#### Material for this exercise

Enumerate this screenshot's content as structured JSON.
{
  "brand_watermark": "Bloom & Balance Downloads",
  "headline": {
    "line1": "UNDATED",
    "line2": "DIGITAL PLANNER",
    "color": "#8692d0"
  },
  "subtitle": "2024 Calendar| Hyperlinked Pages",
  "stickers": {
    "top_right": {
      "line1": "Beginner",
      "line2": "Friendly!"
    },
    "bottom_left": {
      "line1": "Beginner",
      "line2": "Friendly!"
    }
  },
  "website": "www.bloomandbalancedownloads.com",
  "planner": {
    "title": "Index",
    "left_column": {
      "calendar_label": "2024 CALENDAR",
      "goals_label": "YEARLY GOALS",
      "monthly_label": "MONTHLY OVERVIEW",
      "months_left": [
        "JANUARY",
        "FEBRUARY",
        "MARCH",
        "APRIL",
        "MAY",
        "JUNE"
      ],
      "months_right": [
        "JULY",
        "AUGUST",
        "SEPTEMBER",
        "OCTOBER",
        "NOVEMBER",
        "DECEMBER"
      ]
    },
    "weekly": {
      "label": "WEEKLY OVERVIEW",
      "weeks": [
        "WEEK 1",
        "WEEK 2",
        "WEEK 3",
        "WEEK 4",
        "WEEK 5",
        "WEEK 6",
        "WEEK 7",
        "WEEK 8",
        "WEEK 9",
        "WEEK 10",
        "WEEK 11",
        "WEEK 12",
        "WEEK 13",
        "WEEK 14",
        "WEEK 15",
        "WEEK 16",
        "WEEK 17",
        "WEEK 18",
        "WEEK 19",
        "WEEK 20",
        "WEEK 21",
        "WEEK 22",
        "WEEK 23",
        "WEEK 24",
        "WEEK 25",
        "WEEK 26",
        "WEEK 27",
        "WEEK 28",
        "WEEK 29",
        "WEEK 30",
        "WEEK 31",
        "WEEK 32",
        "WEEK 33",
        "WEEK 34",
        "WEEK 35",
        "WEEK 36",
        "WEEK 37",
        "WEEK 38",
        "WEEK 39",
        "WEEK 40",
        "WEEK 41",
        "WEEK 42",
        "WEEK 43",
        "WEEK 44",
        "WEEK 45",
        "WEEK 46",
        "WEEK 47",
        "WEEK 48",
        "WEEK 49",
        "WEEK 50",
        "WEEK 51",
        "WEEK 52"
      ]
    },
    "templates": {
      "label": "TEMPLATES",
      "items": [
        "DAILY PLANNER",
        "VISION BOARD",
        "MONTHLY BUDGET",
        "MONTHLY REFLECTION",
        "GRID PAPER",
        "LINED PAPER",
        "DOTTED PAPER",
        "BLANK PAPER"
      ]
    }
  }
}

########

» What the exercise asks: Produce an exact copy of all the records.

» Expected output:
Enumerate this screenshot's content as structured JSON.
{
  "brand_watermark": "Bloom & Balance Downloads",
  "headline": {
    "line1": "UNDATED",
    "line2": "DIGITAL PLANNER",
    "color": "#8692d0"
  },
  "subtitle": "2024 Calendar| Hyperlinked Pages",
  "stickers": {
    "top_right": {
      "line1": "Beginner",
      "line2": "Friendly!"
    },
    "bottom_left": {
      "line1": "Beginner",
      "line2": "Friendly!"
    }
  },
  "website": "www.bloomandbalancedownloads.com",
  "planner": {
    "title": "Index",
    "left_column": {
      "calendar_label": "2024 CALENDAR",
      "goals_label": "YEARLY GOALS",
      "monthly_label": "MONTHLY OVERVIEW",
      "months_left": [
        "JANUARY",
        "FEBRUARY",
        "MARCH",
        "APRIL",
        "MAY",
        "JUNE"
      ],
      "months_right": [
        "JULY",
        "AUGUST",
        "SEPTEMBER",
        "OCTOBER",
        "NOVEMBER",
        "DECEMBER"
      ]
    },
    "weekly": {
      "label": "WEEKLY OVERVIEW",
      "weeks": [
        "WEEK 1",
        "WEEK 2",
        "WEEK 3",
        "WEEK 4",
        "WEEK 5",
        "WEEK 6",
        "WEEK 7",
        "WEEK 8",
        "WEEK 9",
        "WEEK 10",
        "WEEK 11",
        "WEEK 12",
        "WEEK 13",
        "WEEK 14",
        "WEEK 15",
        "WEEK 16",
        "WEEK 17",
        "WEEK 18",
        "WEEK 19",
        "WEEK 20",
        "WEEK 21",
        "WEEK 22",
        "WEEK 23",
        "WEEK 24",
        "WEEK 25",
        "WEEK 26",
        "WEEK 27",
        "WEEK 28",
        "WEEK 29",
        "WEEK 30",
        "WEEK 31",
        "WEEK 32",
        "WEEK 33",
        "WEEK 34",
        "WEEK 35",
        "WEEK 36",
        "WEEK 37",
        "WEEK 38",
        "WEEK 39",
        "WEEK 40",
        "WEEK 41",
        "WEEK 42",
        "WEEK 43",
        "WEEK 44",
        "WEEK 45",
        "WEEK 46",
        "WEEK 47",
        "WEEK 48",
        "WEEK 49",
        "WEEK 50",
        "WEEK 51",
        "WEEK 52"
      ]
    },
    "templates": {
      "label": "TEMPLATES",
      "items": [
        "DAILY PLANNER",
        "VISION BOARD",
        "MONTHLY BUDGET",
        "MONTHLY REFLECTION",
        "GRID PAPER",
        "LINED PAPER",
        "DOTTED PAPER",
        "BLANK PAPER"
      ]
    }
  }
}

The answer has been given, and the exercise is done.